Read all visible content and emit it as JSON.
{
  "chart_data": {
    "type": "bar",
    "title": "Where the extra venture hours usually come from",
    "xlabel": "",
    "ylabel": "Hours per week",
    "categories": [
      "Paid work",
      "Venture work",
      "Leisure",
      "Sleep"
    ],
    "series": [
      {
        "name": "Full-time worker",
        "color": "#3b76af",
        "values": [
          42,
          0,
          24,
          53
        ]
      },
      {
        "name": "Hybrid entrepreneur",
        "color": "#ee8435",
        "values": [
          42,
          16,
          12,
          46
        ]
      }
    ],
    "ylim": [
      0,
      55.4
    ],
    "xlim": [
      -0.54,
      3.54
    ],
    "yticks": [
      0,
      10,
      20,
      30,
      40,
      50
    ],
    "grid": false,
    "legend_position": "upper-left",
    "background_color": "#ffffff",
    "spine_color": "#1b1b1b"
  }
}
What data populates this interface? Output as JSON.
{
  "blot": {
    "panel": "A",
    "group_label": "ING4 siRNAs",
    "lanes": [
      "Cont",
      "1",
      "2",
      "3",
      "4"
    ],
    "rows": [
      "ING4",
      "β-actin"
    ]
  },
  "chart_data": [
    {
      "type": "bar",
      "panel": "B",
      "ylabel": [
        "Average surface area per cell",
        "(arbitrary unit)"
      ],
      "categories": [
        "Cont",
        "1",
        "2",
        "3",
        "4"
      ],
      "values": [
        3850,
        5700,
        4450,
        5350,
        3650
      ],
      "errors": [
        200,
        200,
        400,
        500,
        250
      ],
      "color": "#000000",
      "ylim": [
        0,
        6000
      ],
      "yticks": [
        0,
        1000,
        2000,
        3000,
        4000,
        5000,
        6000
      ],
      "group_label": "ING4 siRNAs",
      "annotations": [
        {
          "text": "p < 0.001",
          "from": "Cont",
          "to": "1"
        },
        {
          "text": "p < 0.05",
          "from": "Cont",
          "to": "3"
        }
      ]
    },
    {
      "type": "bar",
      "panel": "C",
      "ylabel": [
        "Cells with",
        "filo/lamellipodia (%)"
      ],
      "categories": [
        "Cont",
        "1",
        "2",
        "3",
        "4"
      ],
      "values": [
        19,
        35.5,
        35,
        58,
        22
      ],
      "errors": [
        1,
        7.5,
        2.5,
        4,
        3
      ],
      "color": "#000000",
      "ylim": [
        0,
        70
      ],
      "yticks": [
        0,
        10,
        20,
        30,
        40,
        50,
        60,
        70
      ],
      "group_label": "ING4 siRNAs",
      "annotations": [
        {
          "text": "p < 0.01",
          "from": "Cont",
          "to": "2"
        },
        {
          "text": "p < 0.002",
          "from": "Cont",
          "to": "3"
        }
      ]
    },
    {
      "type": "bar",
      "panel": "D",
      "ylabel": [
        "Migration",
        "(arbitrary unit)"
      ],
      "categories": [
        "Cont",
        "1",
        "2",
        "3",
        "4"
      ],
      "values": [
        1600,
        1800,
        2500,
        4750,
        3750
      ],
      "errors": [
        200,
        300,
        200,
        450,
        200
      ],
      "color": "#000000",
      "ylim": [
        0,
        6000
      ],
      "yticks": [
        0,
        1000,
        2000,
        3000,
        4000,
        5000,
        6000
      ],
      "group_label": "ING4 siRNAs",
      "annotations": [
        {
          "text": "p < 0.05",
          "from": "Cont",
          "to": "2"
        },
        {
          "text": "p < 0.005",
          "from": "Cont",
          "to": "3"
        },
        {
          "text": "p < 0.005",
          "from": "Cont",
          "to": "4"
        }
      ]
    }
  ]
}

* [YOUR INSTRUCTIONS]: Print the listing above in full, exactly as it is.

* [SOLUTION FOR THIS TASK]:
Read all visible content and emit it as JSON.
{
  "chart_data": {
    "type": "bar",
    "title": "Where the extra venture hours usually come from",
    "xlabel": "",
    "ylabel": "Hours per week",
    "categories": [
      "Paid work",
      "Venture work",
      "Leisure",
      "Sleep"
    ],
    "series": [
      {
        "name": "Full-time worker",
        "color": "#3b76af",
        "values": [
          42,
          0,
          24,
          53
        ]
      },
      {
        "name": "Hybrid entrepreneur",
        "color": "#ee8435",
        "values": [
          42,
          16,
          12,
          46
        ]
      }
    ],
    "ylim": [
      0,
      55.4
    ],
    "xlim": [
      -0.54,
      3.54
    ],
    "yticks": [
      0,
      10,
      20,
      30,
      40,
      50
    ],
    "grid": false,
    "legend_position": "upper-left",
    "background_color": "#ffffff",
    "spine_color": "#1b1b1b"
  }
}
What data populates this interface? Output as JSON.
{
  "blot": {
    "panel": "A",
    "group_label": "ING4 siRNAs",
    "lanes": [
      "Cont",
      "1",
      "2",
      "3",
      "4"
    ],
    "rows": [
      "ING4",
      "β-actin"
    ]
  },
  "chart_data": [
    {
      "type": "bar",
      "panel": "B",
      "ylabel": [
        "Average surface area per cell",
        "(arbitrary unit)"
      ],
      "categories": [
        "Cont",
        "1",
        "2",
        "3",
        "4"
      ],
      "values": [
        3850,
        5700,
        4450,
        5350,
        3650
      ],
      "errors": [
        200,
        200,
        400,
        500,
        250
      ],
      "color": "#000000",
      "ylim": [
        0,
        6000
      ],
      "yticks": [
        0,
        1000,
        2000,
        3000,
        4000,
        5000,
        6000
      ],
      "group_label": "ING4 siRNAs",
      "annotations": [
        {
          "text": "p < 0.001",
          "from": "Cont",
          "to": "1"
        },
        {
          "text": "p < 0.05",
          "from": "Cont",
          "to": "3"
        }
      ]
    },
    {
      "type": "bar",
      "panel": "C",
      "ylabel": [
        "Cells with",
        "filo/lamellipodia (%)"
      ],
      "categories": [
        "Cont",
        "1",
        "2",
        "3",
        "4"
      ],
      "values": [
        19,
        35.5,
        35,
        58,
        22
      ],
      "errors": [
        1,
        7.5,
        2.5,
        4,
        3
      ],
      "color": "#000000",
      "ylim": [
        0,
        70
      ],
      "yticks": [
        0,
        10,
        20,
        30,
        40,
        50,
        60,
        70
      ],
      "group_label": "ING4 siRNAs",
      "annotations": [
        {
          "text": "p < 0.01",
          "from": "Cont",
          "to": "2"
        },
        {
          "text": "p < 0.002",
          "from": "Cont",
          "to": "3"
        }
      ]
    },
    {
      "type": "bar",
      "panel": "D",
      "ylabel": [
        "Migration",
        "(arbitrary unit)"
      ],
      "categories": [
        "Cont",
        "1",
        "2",
        "3",
        "4"
      ],
      "values": [
        1600,
        1800,
        2500,
        4750,
        3750
      ],
      "errors": [
        200,
        300,
        200,
        450,
        200
      ],
      "color": "#000000",
      "ylim": [
        0,
        6000
      ],
      "yticks": [
        0,
        1000,
        2000,
        3000,
        4000,
        5000,
        6000
      ],
      "group_label": "ING4 siRNAs",
      "annotations": [
        {
          "text": "p < 0.05",
          "from": "Cont",
          "to": "2"
        },
        {
          "text": "p < 0.005",
          "from": "Cont",
          "to": "3"
        },
        {
          "text": "p < 0.005",
          "from": "Cont",
          "to": "4"
        }
      ]
    }
  ]
}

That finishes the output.